▸ **Selection**:
>> START

New Treatment for IRC Section 457 Plan Distributions
By Mark H. Levin, CPA, H.J. Behrman & Company LLP
Recent amendments to IRC sections 457 and 3401 changed the characteristic of distributions from a government section 457 deferred compensation plan, from payment as wages to payment as a pension or annuity. This change affects only government section 457 plans; distributions from nongovernment section 457 plans remain characterized as wages. These amendments also now permit a tax-free trustee-to-trustee transfer between these government plans and other qualified plans and traditional IRAs. These changes were effective for tax years beginning on or after January 1, 2002.
The following summaries are relevant to individuals, estates, and trusts in the indicated municipal categories.

>> END

▸ **Data lines**:

>> START

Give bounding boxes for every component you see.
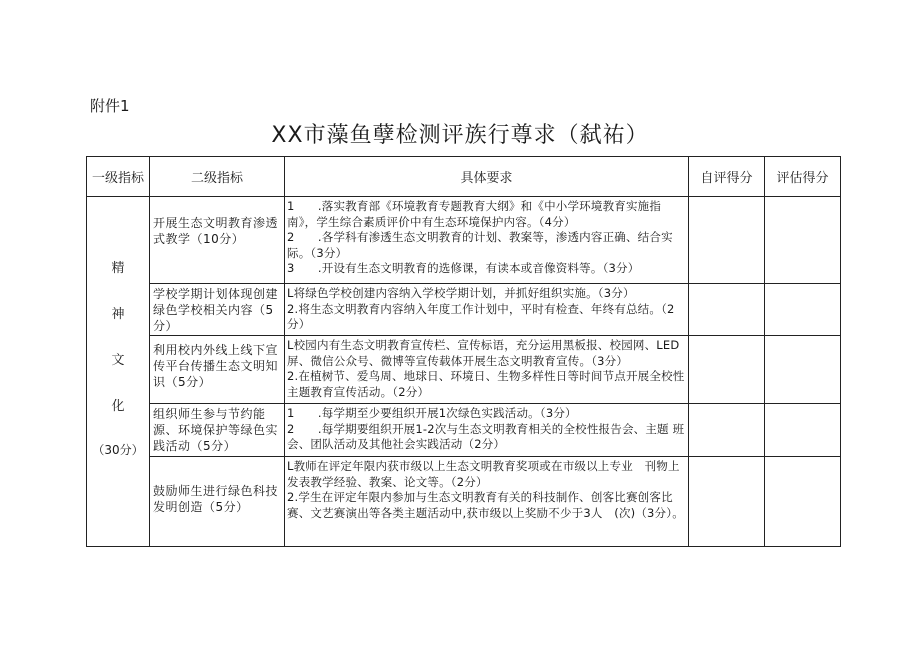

>> END

▸ **Task to complete**:
Can you resume the article on Section 457 plan distributions, starting right after its final sentence? The listing comes from a separate source, unrelated to the article.

▸ **Task output**:
New York State, New York City, and Yonkers Residents
Because New York State Tax Law conforms to the federal characterization of
income, the federal change is reflected in the New York treatment of these
distributions. Under prior law, distributions from any section 457 plan were
characterized as wages, and were not eligible for the $20,000 exclusion (for
59 Aw or older) [Tax Law 612(c)(3-a)]. Under the amended sections, distributions from a government section 457 plan are now considered pension and annuity income, and are eligible for this exclusion. Only periodic payments are so eligible; lump-sum payments are not. Participants in these plans contemplating taking a lump-sum distribution should make a tax-free rollover of the amount into a traditional IRA first, then take the lump-sum distribution from the IRA. This
permits the eligible taxpayer to take advantage of the $20,000 exclusion, because nonperiodic distributions from IRAs qualify.
New York State
Nonresidents. U.S. Code Title 4, section 114, prohibits the taxation of nonresidents on income from IRC section 457 plans. Because this is not considered income from New York sources, it is excluded from the numerator of the income percentage and the $20,000 exclusion may not be claimed against any New York–source income. Nevertheless, section 457 plan income is included in the denominator of the income percentage, so the $20,000 exclusion may be utilized against that income, as if a resident.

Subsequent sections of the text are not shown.